* AIM:
Could you output each line of the data that follows exactly?
# INFORMATION PROVIDED start
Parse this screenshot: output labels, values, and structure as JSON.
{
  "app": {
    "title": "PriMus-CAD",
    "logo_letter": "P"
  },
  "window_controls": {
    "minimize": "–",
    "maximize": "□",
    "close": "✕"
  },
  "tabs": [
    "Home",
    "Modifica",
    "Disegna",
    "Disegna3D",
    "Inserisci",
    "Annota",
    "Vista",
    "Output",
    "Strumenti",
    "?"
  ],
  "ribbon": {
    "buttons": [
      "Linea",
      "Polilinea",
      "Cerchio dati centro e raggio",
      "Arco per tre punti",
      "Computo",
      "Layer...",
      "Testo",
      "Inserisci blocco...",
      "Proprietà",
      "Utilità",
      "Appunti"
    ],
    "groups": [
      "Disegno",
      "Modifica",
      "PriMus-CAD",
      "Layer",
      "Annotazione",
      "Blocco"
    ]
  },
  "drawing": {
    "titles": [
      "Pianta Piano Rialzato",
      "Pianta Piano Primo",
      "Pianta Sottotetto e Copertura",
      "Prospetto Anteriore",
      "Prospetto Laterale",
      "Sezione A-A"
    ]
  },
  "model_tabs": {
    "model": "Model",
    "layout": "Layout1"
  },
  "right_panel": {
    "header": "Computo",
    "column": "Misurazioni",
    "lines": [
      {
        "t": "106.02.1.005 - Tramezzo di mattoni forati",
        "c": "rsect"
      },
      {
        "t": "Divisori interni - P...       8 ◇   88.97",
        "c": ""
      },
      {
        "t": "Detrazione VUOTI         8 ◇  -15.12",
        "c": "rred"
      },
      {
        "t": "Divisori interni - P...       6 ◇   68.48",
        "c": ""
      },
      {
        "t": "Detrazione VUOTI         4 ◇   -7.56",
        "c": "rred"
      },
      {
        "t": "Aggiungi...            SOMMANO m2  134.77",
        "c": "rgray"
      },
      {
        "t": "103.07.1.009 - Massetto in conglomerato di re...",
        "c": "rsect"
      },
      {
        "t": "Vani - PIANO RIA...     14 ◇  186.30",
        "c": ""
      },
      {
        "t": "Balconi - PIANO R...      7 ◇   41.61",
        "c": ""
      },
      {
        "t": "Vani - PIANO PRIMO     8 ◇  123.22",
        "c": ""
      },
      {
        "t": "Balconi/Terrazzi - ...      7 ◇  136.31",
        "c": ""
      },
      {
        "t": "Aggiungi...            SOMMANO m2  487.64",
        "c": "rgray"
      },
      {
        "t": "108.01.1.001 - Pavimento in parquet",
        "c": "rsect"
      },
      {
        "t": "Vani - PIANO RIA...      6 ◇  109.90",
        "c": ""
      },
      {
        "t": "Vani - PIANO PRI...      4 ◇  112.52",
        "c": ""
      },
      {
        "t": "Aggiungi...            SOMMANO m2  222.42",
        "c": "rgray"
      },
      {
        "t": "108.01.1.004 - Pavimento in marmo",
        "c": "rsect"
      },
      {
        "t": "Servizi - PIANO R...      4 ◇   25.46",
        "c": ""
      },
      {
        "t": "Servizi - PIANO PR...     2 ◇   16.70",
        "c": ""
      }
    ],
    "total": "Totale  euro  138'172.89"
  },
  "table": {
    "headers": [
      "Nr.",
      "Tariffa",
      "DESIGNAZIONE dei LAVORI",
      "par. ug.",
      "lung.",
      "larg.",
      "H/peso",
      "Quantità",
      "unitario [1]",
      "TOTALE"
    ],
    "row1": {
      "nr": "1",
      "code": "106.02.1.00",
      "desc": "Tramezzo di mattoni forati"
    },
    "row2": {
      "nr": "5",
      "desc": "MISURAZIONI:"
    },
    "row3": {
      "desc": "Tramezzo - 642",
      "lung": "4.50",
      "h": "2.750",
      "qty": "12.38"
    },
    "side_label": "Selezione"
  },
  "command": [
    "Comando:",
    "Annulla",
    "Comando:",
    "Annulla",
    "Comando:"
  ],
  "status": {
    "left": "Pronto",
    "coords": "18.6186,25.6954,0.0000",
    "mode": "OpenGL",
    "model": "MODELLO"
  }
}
# INFORMATION PROVIDED end
* FULL OUTPUT:
Parse this screenshot: output labels, values, and structure as JSON.
{
  "app": {
    "title": "PriMus-CAD",
    "logo_letter": "P"
  },
  "window_controls": {
    "minimize": "–",
    "maximize": "□",
    "close": "✕"
  },
  "tabs": [
    "Home",
    "Modifica",
    "Disegna",
    "Disegna3D",
    "Inserisci",
    "Annota",
    "Vista",
    "Output",
    "Strumenti",
    "?"
  ],
  "ribbon": {
    "buttons": [
      "Linea",
      "Polilinea",
      "Cerchio dati centro e raggio",
      "Arco per tre punti",
      "Computo",
      "Layer...",
      "Testo",
      "Inserisci blocco...",
      "Proprietà",
      "Utilità",
      "Appunti"
    ],
    "groups": [
      "Disegno",
      "Modifica",
      "PriMus-CAD",
      "Layer",
      "Annotazione",
      "Blocco"
    ]
  },
  "drawing": {
    "titles": [
      "Pianta Piano Rialzato",
      "Pianta Piano Primo",
      "Pianta Sottotetto e Copertura",
      "Prospetto Anteriore",
      "Prospetto Laterale",
      "Sezione A-A"
    ]
  },
  "model_tabs": {
    "model": "Model",
    "layout": "Layout1"
  },
  "right_panel": {
    "header": "Computo",
    "column": "Misurazioni",
    "lines": [
      {
        "t": "106.02.1.005 - Tramezzo di mattoni forati",
        "c": "rsect"
      },
      {
        "t": "Divisori interni - P...       8 ◇   88.97",
        "c": ""
      },
      {
        "t": "Detrazione VUOTI         8 ◇  -15.12",
        "c": "rred"
      },
      {
        "t": "Divisori interni - P...       6 ◇   68.48",
        "c": ""
      },
      {
        "t": "Detrazione VUOTI         4 ◇   -7.56",
        "c": "rred"
      },
      {
        "t": "Aggiungi...            SOMMANO m2  134.77",
        "c": "rgray"
      },
      {
        "t": "103.07.1.009 - Massetto in conglomerato di re...",
        "c": "rsect"
      },
      {
        "t": "Vani - PIANO RIA...     14 ◇  186.30",
        "c": ""
      },
      {
        "t": "Balconi - PIANO R...      7 ◇   41.61",
        "c": ""
      },
      {
        "t": "Vani - PIANO PRIMO     8 ◇  123.22",
        "c": ""
      },
      {
        "t": "Balconi/Terrazzi - ...      7 ◇  136.31",
        "c": ""
      },
      {
        "t": "Aggiungi...            SOMMANO m2  487.64",
        "c": "rgray"
      },
      {
        "t": "108.01.1.001 - Pavimento in parquet",
        "c": "rsect"
      },
      {
        "t": "Vani - PIANO RIA...      6 ◇  109.90",
        "c": ""
      },
      {
        "t": "Vani - PIANO PRI...      4 ◇  112.52",
        "c": ""
      },
      {
        "t": "Aggiungi...            SOMMANO m2  222.42",
        "c": "rgray"
      },
      {
        "t": "108.01.1.004 - Pavimento in marmo",
        "c": "rsect"
      },
      {
        "t": "Servizi - PIANO R...      4 ◇   25.46",
        "c": ""
      },
      {
        "t": "Servizi - PIANO PR...     2 ◇   16.70",
        "c": ""
      }
    ],
    "total": "Totale  euro  138'172.89"
  },
  "table": {
    "headers": [
      "Nr.",
      "Tariffa",
      "DESIGNAZIONE dei LAVORI",
      "par. ug.",
      "lung.",
      "larg.",
      "H/peso",
      "Quantità",
      "unitario [1]",
      "TOTALE"
    ],
    "row1": {
      "nr": "1",
      "code": "106.02.1.00",
      "desc": "Tramezzo di mattoni forati"
    },
    "row2": {
      "nr": "5",
      "desc": "MISURAZIONI:"
    },
    "row3": {
      "desc": "Tramezzo - 642",
      "lung": "4.50",
      "h": "2.750",
      "qty": "12.38"
    },
    "side_label": "Selezione"
  },
  "command": [
    "Comando:",
    "Annulla",
    "Comando:",
    "Annulla",
    "Comando:"
  ],
  "status": {
    "left": "Pronto",
    "coords": "18.6186,25.6954,0.0000",
    "mode": "OpenGL",
    "model": "MODELLO"
  }
}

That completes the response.